▶ Given task
In the copy, keep every record exact and leave out all images.

▶ Extracted information
━━━━
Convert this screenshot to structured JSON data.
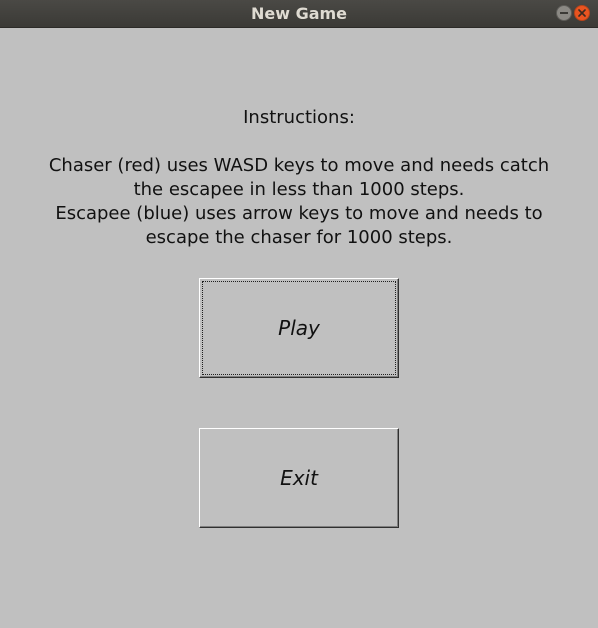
{
  "window": {
    "title": "New Game",
    "controls": {
      "minimize": "minimize-icon",
      "close": "close-icon",
      "close_color": "#e95420"
    }
  },
  "instructions": {
    "heading": "Instructions:",
    "lines": [
      "Chaser (red) uses WASD keys to move and needs catch",
      "the escapee in less than 1000 steps.",
      "Escapee (blue) uses arrow keys to move and needs to",
      "escape the chaser for 1000 steps."
    ]
  },
  "buttons": {
    "play_label": "Play",
    "exit_label": "Exit"
  },
  "colors": {
    "background": "#c0c0c0",
    "titlebar": "#3b3a36"
  }
}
━━━━
▶ Result
Convert this screenshot to structured JSON data.
{
  "window": {
    "title": "New Game",
    "controls": {
      "minimize": "minimize-icon",
      "close": "close-icon",
      "close_color": "#e95420"
    }
  },
  "instructions": {
    "heading": "Instructions:",
    "lines": [
      "Chaser (red) uses WASD keys to move and needs catch",
      "the escapee in less than 1000 steps.",
      "Escapee (blue) uses arrow keys to move and needs to",
      "escape the chaser for 1000 steps."
    ]
  },
  "buttons": {
    "play_label": "Play",
    "exit_label": "Exit"
  },
  "colors": {
    "background": "#c0c0c0",
    "titlebar": "#3b3a36"
  }
}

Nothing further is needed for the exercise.